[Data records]
********

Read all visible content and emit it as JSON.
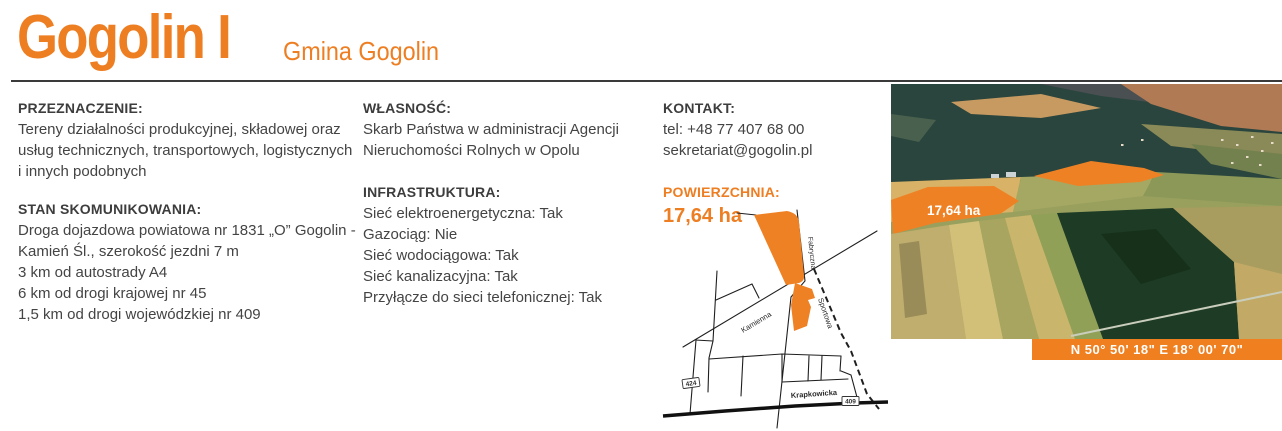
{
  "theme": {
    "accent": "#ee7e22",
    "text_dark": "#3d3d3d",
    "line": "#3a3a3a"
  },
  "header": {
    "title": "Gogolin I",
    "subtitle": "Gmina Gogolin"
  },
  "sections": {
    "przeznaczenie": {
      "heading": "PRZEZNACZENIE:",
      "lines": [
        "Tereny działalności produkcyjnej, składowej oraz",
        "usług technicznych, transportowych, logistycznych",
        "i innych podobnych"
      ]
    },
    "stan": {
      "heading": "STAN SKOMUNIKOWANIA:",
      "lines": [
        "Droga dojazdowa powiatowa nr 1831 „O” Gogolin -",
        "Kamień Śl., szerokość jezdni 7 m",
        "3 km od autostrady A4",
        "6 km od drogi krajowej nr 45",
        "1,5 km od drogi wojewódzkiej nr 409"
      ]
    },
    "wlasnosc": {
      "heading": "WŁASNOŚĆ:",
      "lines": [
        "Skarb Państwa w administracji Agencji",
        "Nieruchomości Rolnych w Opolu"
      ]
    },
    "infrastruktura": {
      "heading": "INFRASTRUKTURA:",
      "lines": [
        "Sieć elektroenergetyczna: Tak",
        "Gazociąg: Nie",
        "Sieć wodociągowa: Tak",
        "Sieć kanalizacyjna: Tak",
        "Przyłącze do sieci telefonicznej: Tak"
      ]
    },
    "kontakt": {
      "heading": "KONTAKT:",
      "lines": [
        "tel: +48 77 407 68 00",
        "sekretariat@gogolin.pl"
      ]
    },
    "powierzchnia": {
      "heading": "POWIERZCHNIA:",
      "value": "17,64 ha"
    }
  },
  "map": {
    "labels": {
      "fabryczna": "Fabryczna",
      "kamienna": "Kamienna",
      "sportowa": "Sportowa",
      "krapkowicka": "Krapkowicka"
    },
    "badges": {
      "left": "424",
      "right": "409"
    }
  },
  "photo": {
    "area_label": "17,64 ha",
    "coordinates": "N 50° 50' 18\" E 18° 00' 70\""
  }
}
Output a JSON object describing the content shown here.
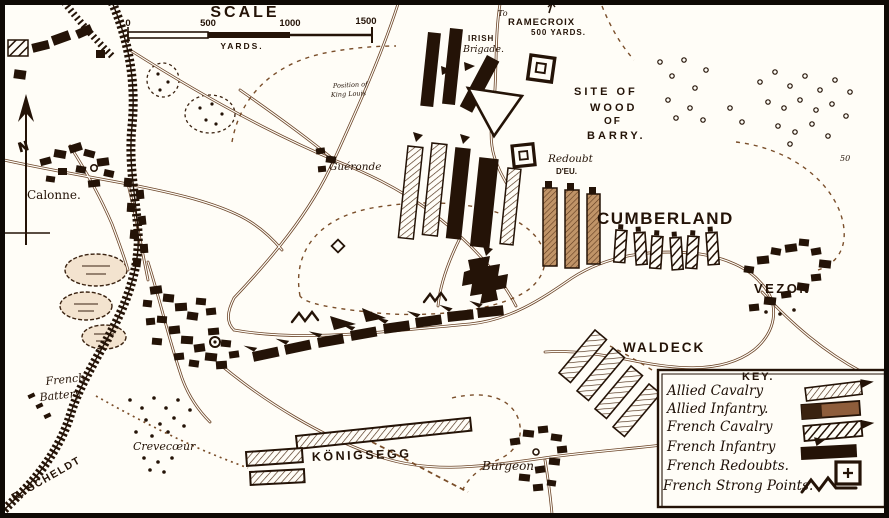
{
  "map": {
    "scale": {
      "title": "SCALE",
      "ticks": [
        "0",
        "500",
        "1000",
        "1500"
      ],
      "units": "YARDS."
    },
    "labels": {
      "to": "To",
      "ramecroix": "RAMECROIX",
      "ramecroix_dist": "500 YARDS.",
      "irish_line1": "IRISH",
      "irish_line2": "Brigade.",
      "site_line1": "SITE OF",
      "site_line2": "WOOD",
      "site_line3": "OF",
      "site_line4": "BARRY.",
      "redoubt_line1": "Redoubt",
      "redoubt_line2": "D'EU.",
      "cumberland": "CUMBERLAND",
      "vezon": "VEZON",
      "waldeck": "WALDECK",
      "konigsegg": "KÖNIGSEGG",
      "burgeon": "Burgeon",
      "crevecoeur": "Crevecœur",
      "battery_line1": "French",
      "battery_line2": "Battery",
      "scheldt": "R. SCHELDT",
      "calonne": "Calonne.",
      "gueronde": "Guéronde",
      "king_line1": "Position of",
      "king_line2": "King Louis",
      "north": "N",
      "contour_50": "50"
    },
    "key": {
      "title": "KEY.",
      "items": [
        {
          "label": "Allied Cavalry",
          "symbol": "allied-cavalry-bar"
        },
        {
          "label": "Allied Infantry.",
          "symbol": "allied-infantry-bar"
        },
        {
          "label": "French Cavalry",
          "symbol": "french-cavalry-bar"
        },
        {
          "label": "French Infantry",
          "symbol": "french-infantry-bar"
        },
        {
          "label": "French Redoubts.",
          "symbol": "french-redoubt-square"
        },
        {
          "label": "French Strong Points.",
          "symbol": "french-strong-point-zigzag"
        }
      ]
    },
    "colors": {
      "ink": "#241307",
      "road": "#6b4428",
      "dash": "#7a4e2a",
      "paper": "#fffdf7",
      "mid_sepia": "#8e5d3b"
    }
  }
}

********

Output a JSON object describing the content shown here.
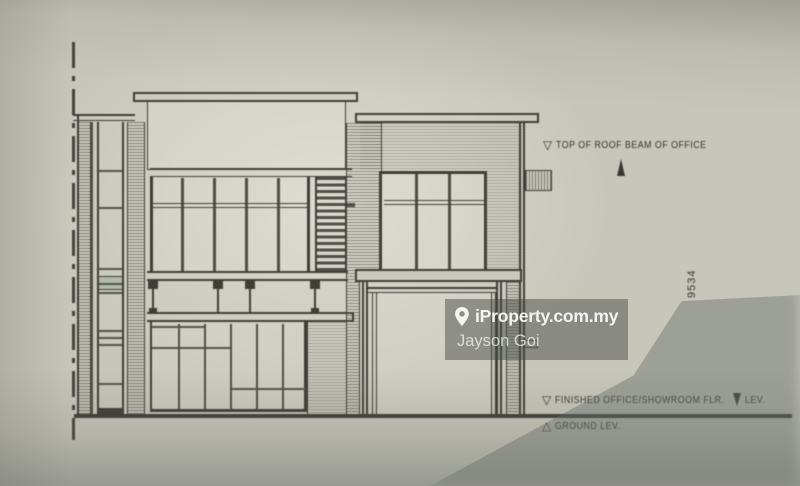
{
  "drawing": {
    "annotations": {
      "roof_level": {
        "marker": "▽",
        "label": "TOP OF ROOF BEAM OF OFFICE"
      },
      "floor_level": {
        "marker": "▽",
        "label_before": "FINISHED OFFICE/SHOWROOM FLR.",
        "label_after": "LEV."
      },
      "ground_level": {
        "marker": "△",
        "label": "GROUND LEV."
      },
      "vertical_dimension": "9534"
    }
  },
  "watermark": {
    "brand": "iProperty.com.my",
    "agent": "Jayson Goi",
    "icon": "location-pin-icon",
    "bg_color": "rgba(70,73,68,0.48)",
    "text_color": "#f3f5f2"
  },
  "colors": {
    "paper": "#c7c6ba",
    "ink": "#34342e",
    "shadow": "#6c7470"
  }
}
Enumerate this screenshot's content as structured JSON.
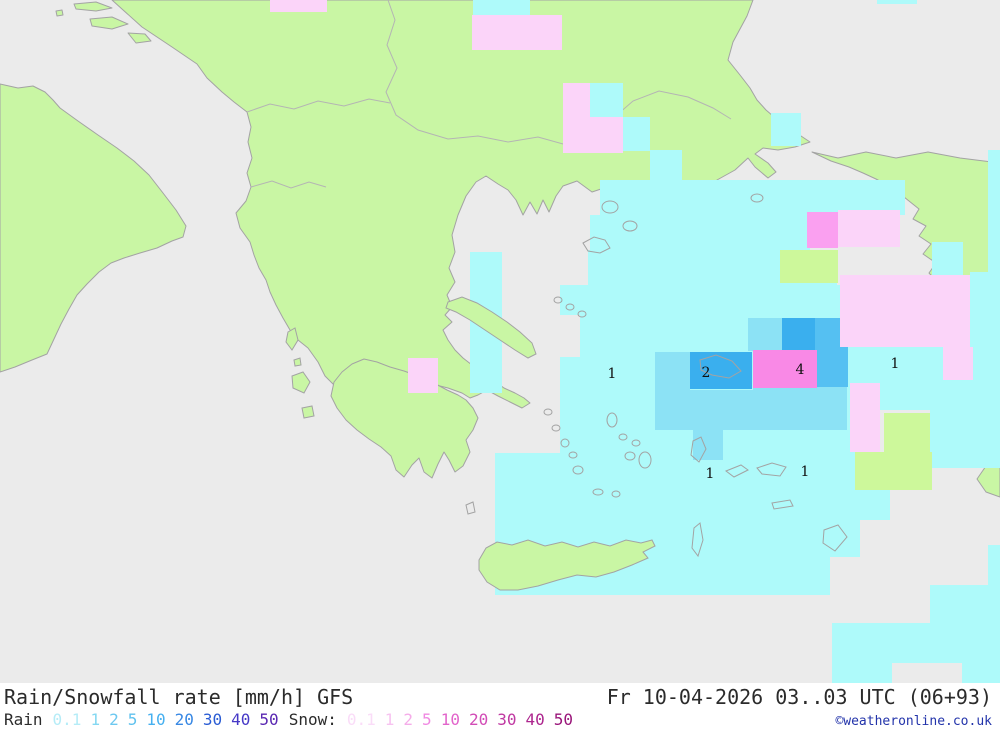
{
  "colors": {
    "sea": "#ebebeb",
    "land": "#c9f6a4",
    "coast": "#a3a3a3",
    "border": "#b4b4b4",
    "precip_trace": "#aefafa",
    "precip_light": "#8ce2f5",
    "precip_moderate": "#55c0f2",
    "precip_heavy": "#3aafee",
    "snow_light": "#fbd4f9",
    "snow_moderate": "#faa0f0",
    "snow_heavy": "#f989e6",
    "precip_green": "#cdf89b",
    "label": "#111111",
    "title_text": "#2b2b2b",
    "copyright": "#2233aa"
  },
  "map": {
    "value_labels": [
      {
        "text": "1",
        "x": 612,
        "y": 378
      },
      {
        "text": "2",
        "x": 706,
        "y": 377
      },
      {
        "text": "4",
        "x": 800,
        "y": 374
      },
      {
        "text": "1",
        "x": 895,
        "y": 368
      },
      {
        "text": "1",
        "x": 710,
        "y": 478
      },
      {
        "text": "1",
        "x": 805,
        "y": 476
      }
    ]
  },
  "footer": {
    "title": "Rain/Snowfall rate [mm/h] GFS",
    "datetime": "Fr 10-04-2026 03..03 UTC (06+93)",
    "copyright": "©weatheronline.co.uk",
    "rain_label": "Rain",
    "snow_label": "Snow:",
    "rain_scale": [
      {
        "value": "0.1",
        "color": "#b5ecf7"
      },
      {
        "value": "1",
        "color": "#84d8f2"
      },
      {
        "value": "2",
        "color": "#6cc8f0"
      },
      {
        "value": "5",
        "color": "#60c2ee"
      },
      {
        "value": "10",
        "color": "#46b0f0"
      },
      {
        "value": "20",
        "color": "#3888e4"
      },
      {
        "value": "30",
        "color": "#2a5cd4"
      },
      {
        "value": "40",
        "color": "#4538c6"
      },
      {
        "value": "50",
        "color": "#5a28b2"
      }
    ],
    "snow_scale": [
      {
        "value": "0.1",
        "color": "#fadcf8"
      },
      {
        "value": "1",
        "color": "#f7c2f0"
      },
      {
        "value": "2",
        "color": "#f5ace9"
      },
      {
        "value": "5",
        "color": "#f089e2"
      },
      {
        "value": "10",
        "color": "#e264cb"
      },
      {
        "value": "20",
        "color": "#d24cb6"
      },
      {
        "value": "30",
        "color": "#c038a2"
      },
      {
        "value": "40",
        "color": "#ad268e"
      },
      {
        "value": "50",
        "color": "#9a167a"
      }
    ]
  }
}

********

◆ **What the exercise asks**: Copy each line containing the word "content" from the data.

◆ **Exercise output**:
Read all visible content and emit it as JSON.
Output a JSON object describing the content shown here.
Output a JSON object describing the content shown here.
Enumerate this screenshot's content as structured JSON.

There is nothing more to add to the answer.